■ **What is asked**
Omit every picture, then give all the entries again exactly.

■ **Dataset**
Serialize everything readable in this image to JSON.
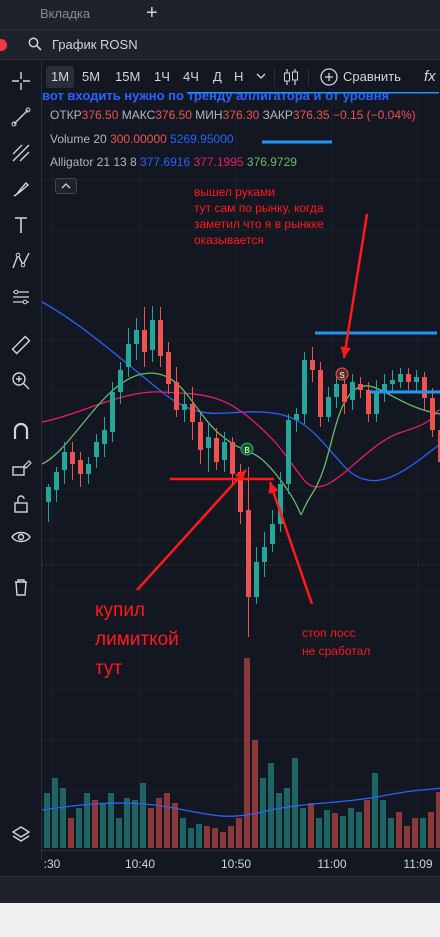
{
  "tab": {
    "label": "Вкладка",
    "add_label": "+"
  },
  "search": {
    "text": "График ROSN"
  },
  "timeframes": [
    {
      "label": "1М",
      "active": true
    },
    {
      "label": "5М",
      "active": false
    },
    {
      "label": "15М",
      "active": false
    },
    {
      "label": "1Ч",
      "active": false
    },
    {
      "label": "4Ч",
      "active": false
    },
    {
      "label": "Д",
      "active": false
    },
    {
      "label": "Н",
      "active": false
    }
  ],
  "toolbar": {
    "compare_label": "Сравнить",
    "fx_label": "fx"
  },
  "banner": "вот входить нужно по тренду аллигатора и от уровня",
  "legend": {
    "open_label": "ОТКР",
    "open": "376.50",
    "high_label": "МАКС",
    "high": "376.50",
    "low_label": "МИН",
    "low": "376.30",
    "close_label": "ЗАКР",
    "close": "376.35",
    "change": "−0.15 (−0.04%)",
    "volume_label": "Volume 20",
    "volume_ma": "300.00000",
    "volume": "5269.95000",
    "alligator_label": "Alligator 21 13 8",
    "jaw": "377.6916",
    "teeth": "377.1995",
    "lips": "376.9729"
  },
  "markers": {
    "buy": "B",
    "sell": "S"
  },
  "annotations": {
    "top": "вышел руками\nтут сам по рынку, когда\nзаметил что я в рынкке\nоказывается",
    "bought": "купил\nлимиткой\nтут",
    "stop": "стоп лосс\nне сработал"
  },
  "time_axis": [
    ":30",
    "10:40",
    "10:50",
    "11:00",
    "11:09"
  ],
  "colors": {
    "background": "#131722",
    "up": "#26a69a",
    "down": "#ef5350",
    "level": "#2196f3",
    "annotation": "#ff1a1a",
    "jaw": "#2962ff",
    "teeth": "#e91e63",
    "lips": "#66bb6a"
  },
  "icons": [
    "crosshair-icon",
    "trend-line-icon",
    "fib-icon",
    "brush-icon",
    "text-icon",
    "pattern-icon",
    "prediction-icon",
    "ruler-icon",
    "zoom-icon",
    "magnet-icon",
    "lock-pencil-icon",
    "unlock-icon",
    "eye-icon",
    "trash-icon",
    "layers-icon"
  ]
}
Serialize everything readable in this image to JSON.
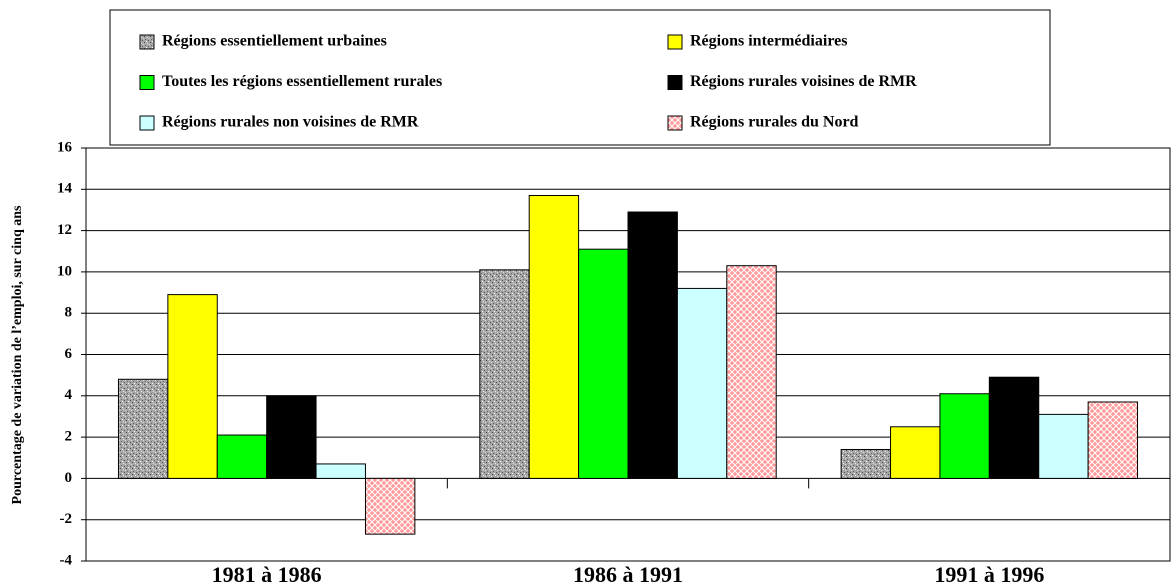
{
  "chart_data": {
    "type": "bar",
    "y_label": "Pourcentage de variation de l’emploi, sur cinq ans",
    "categories": [
      "1981 à 1986",
      "1986 à 1991",
      "1991 à 1996"
    ],
    "series": [
      {
        "name": "Régions essentiellement urbaines",
        "color": "#a6a6a6",
        "texture": "speckle",
        "values": [
          4.8,
          10.1,
          1.4
        ]
      },
      {
        "name": "Régions intermédiaires",
        "color": "#ffff00",
        "values": [
          8.9,
          13.7,
          2.5
        ]
      },
      {
        "name": "Toutes les régions essentiellement rurales",
        "color": "#00ff00",
        "values": [
          2.1,
          11.1,
          4.1
        ]
      },
      {
        "name": "Régions rurales voisines de RMR",
        "color": "#000000",
        "values": [
          4.0,
          12.9,
          4.9
        ]
      },
      {
        "name": "Régions rurales non voisines de RMR",
        "color": "#ccffff",
        "values": [
          0.7,
          9.2,
          3.1
        ]
      },
      {
        "name": "Régions rurales du Nord",
        "color": "#ff9999",
        "texture": "crosshatch",
        "values": [
          -2.7,
          10.3,
          3.7
        ]
      }
    ],
    "ylim": [
      -4,
      16
    ],
    "yticks": [
      -4,
      -2,
      0,
      2,
      4,
      6,
      8,
      10,
      12,
      14,
      16
    ],
    "grid": true
  }
}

■ **Finished exercise**
Serialize everything readable in this image to JSON.
{
  "tab": {
    "label": "Вкладка",
    "add_label": "+"
  },
  "search": {
    "text": "График ROSN"
  },
  "timeframes": [
    {
      "label": "1М",
      "active": true
    },
    {
      "label": "5М",
      "active": false
    },
    {
      "label": "15М",
      "active": false
    },
    {
      "label": "1Ч",
      "active": false
    },
    {
      "label": "4Ч",
      "active": false
    },
    {
      "label": "Д",
      "active": false
    },
    {
      "label": "Н",
      "active": false
    }
  ],
  "toolbar": {
    "compare_label": "Сравнить",
    "fx_label": "fx"
  },
  "banner": "вот входить нужно по тренду аллигатора и от уровня",
  "legend": {
    "open_label": "ОТКР",
    "open": "376.50",
    "high_label": "МАКС",
    "high": "376.50",
    "low_label": "МИН",
    "low": "376.30",
    "close_label": "ЗАКР",
    "close": "376.35",
    "change": "−0.15 (−0.04%)",
    "volume_label": "Volume 20",
    "volume_ma": "300.00000",
    "volume": "5269.95000",
    "alligator_label": "Alligator 21 13 8",
    "jaw": "377.6916",
    "teeth": "377.1995",
    "lips": "376.9729"
  },
  "markers": {
    "buy": "B",
    "sell": "S"
  },
  "annotations": {
    "top": "вышел руками\nтут сам по рынку, когда\nзаметил что я в рынкке\nоказывается",
    "bought": "купил\nлимиткой\nтут",
    "stop": "стоп лосс\nне сработал"
  },
  "time_axis": [
    ":30",
    "10:40",
    "10:50",
    "11:00",
    "11:09"
  ],
  "colors": {
    "background": "#131722",
    "up": "#26a69a",
    "down": "#ef5350",
    "level": "#2196f3",
    "annotation": "#ff1a1a",
    "jaw": "#2962ff",
    "teeth": "#e91e63",
    "lips": "#66bb6a"
  },
  "icons": [
    "crosshair-icon",
    "trend-line-icon",
    "fib-icon",
    "brush-icon",
    "text-icon",
    "pattern-icon",
    "prediction-icon",
    "ruler-icon",
    "zoom-icon",
    "magnet-icon",
    "lock-pencil-icon",
    "unlock-icon",
    "eye-icon",
    "trash-icon",
    "layers-icon"
  ]
}
Serialize everything readable in this image to JSON.
{
  "chart_data": {
    "type": "bar",
    "y_label": "Pourcentage de variation de l’emploi, sur cinq ans",
    "categories": [
      "1981 à 1986",
      "1986 à 1991",
      "1991 à 1996"
    ],
    "series": [
      {
        "name": "Régions essentiellement urbaines",
        "color": "#a6a6a6",
        "texture": "speckle",
        "values": [
          4.8,
          10.1,
          1.4
        ]
      },
      {
        "name": "Régions intermédiaires",
        "color": "#ffff00",
        "values": [
          8.9,
          13.7,
          2.5
        ]
      },
      {
        "name": "Toutes les régions essentiellement rurales",
        "color": "#00ff00",
        "values": [
          2.1,
          11.1,
          4.1
        ]
      },
      {
        "name": "Régions rurales voisines de RMR",
        "color": "#000000",
        "values": [
          4.0,
          12.9,
          4.9
        ]
      },
      {
        "name": "Régions rurales non voisines de RMR",
        "color": "#ccffff",
        "values": [
          0.7,
          9.2,
          3.1
        ]
      },
      {
        "name": "Régions rurales du Nord",
        "color": "#ff9999",
        "texture": "crosshatch",
        "values": [
          -2.7,
          10.3,
          3.7
        ]
      }
    ],
    "ylim": [
      -4,
      16
    ],
    "yticks": [
      -4,
      -2,
      0,
      2,
      4,
      6,
      8,
      10,
      12,
      14,
      16
    ],
    "grid": true
  }
}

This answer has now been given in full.